Your goal =
Find how many lines of the listing below include the word "Motor", then report the number by itself.

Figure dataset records
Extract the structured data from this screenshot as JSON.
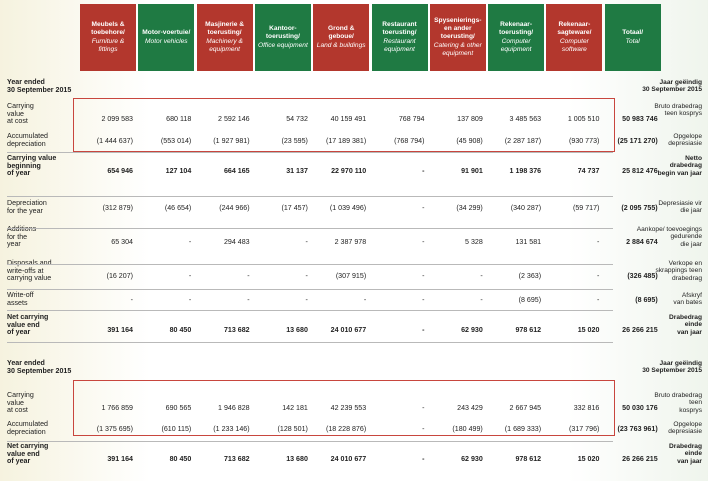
{
  "columns": [
    {
      "af": "Meubels & toebehore/",
      "en": "Furniture & fittings",
      "color": "#b3372d"
    },
    {
      "af": "Motor-voertuie/",
      "en": "Motor vehicles",
      "color": "#1f7a43"
    },
    {
      "af": "Masjinerie & toerusting/",
      "en": "Machinery & equipment",
      "color": "#b3372d"
    },
    {
      "af": "Kantoor-toerusting/",
      "en": "Office equipment",
      "color": "#1f7a43"
    },
    {
      "af": "Grond & geboue/",
      "en": "Land & buildings",
      "color": "#b3372d"
    },
    {
      "af": "Restaurant toerusting/",
      "en": "Restaurant equipment",
      "color": "#1f7a43"
    },
    {
      "af": "Spysenierings-en ander toerusting/",
      "en": "Catering & other equipment",
      "color": "#b3372d"
    },
    {
      "af": "Rekenaar-toerusting/",
      "en": "Computer equipment",
      "color": "#1f7a43"
    },
    {
      "af": "Rekenaar-sagteware/",
      "en": "Computer software",
      "color": "#b3372d"
    },
    {
      "af": "Totaal/",
      "en": "Total",
      "color": "#1f7a43"
    }
  ],
  "section1": {
    "title_en": "Year ended\n30 September 2015",
    "title_af": "Jaar geëindig\n30 September 2015",
    "rows": [
      {
        "en": "Carrying\nvalue\nat cost",
        "af": "Bruto drabedrag\nteen kosprys",
        "bold": false,
        "values": [
          "2 099 583",
          "680 118",
          "2 592 146",
          "54 732",
          "40 159 491",
          "768 794",
          "137 809",
          "3 485 563",
          "1 005 510",
          "50 983 746"
        ]
      },
      {
        "en": "Accumulated\ndepreciation",
        "af": "Opgelope\ndepresiasie",
        "bold": false,
        "values": [
          "(1 444 637)",
          "(553 014)",
          "(1 927 981)",
          "(23 595)",
          "(17 189 381)",
          "(768 794)",
          "(45 908)",
          "(2 287 187)",
          "(930 773)",
          "(25 171 270)"
        ]
      },
      {
        "en": "Carrying value\nbeginning\nof year",
        "af": "Netto\ndrabedrag\nbegin van jaar",
        "bold": true,
        "values": [
          "654 946",
          "127 104",
          "664 165",
          "31 137",
          "22 970 110",
          "-",
          "91 901",
          "1 198 376",
          "74 737",
          "25 812 476"
        ]
      },
      {
        "en": "Depreciation\nfor the year",
        "af": "Depresiasie vir\ndie jaar",
        "bold": false,
        "values": [
          "(312 879)",
          "(46 654)",
          "(244 966)",
          "(17 457)",
          "(1 039 496)",
          "-",
          "(34 299)",
          "(340 287)",
          "(59 717)",
          "(2 095 755)"
        ]
      },
      {
        "en": "Additions\nfor the\nyear",
        "af": "Aankope/ toevoegings\ngedurende\ndie jaar",
        "bold": false,
        "values": [
          "65 304",
          "-",
          "294 483",
          "-",
          "2 387 978",
          "-",
          "5 328",
          "131 581",
          "-",
          "2 884 674"
        ]
      },
      {
        "en": "Disposals and\nwrite-offs at\ncarrying value",
        "af": "Verkope en\nskrappings teen\ndrabedrag",
        "bold": false,
        "values": [
          "(16 207)",
          "-",
          "-",
          "-",
          "(307 915)",
          "-",
          "-",
          "(2 363)",
          "-",
          "(326 485)"
        ]
      },
      {
        "en": "Write-off\nassets",
        "af": "Afskryf\nvan bates",
        "bold": false,
        "values": [
          "-",
          "-",
          "-",
          "-",
          "-",
          "-",
          "-",
          "(8 695)",
          "-",
          "(8 695)"
        ]
      },
      {
        "en": "Net carrying\nvalue end\nof year",
        "af": "Drabedrag\neinde\nvan jaar",
        "bold": true,
        "values": [
          "391 164",
          "80 450",
          "713 682",
          "13 680",
          "24 010 677",
          "-",
          "62 930",
          "978 612",
          "15 020",
          "26 266 215"
        ]
      }
    ]
  },
  "section2": {
    "title_en": "Year ended\n30 September 2015",
    "title_af": "Jaar geëindig\n30 September 2015",
    "rows": [
      {
        "en": "Carrying\nvalue\nat cost",
        "af": "Bruto drabedrag\nteen\nkosprys",
        "bold": false,
        "values": [
          "1 766 859",
          "690 565",
          "1 946 828",
          "142 181",
          "42 239 553",
          "-",
          "243 429",
          "2 667 945",
          "332 816",
          "50 030 176"
        ]
      },
      {
        "en": "Accumulated\ndepreciation",
        "af": "Opgelope\ndepresiasie",
        "bold": false,
        "values": [
          "(1 375 695)",
          "(610 115)",
          "(1 233 146)",
          "(128 501)",
          "(18 228 876)",
          "-",
          "(180 499)",
          "(1 689 333)",
          "(317 796)",
          "(23 763 961)"
        ]
      },
      {
        "en": "Net carrying\nvalue end\nof year",
        "af": "Drabedrag\neinde\nvan jaar",
        "bold": true,
        "values": [
          "391 164",
          "80 450",
          "713 682",
          "13 680",
          "24 010 677",
          "-",
          "62 930",
          "978 612",
          "15 020",
          "26 266 215"
        ]
      }
    ]
  }
}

Full response =
2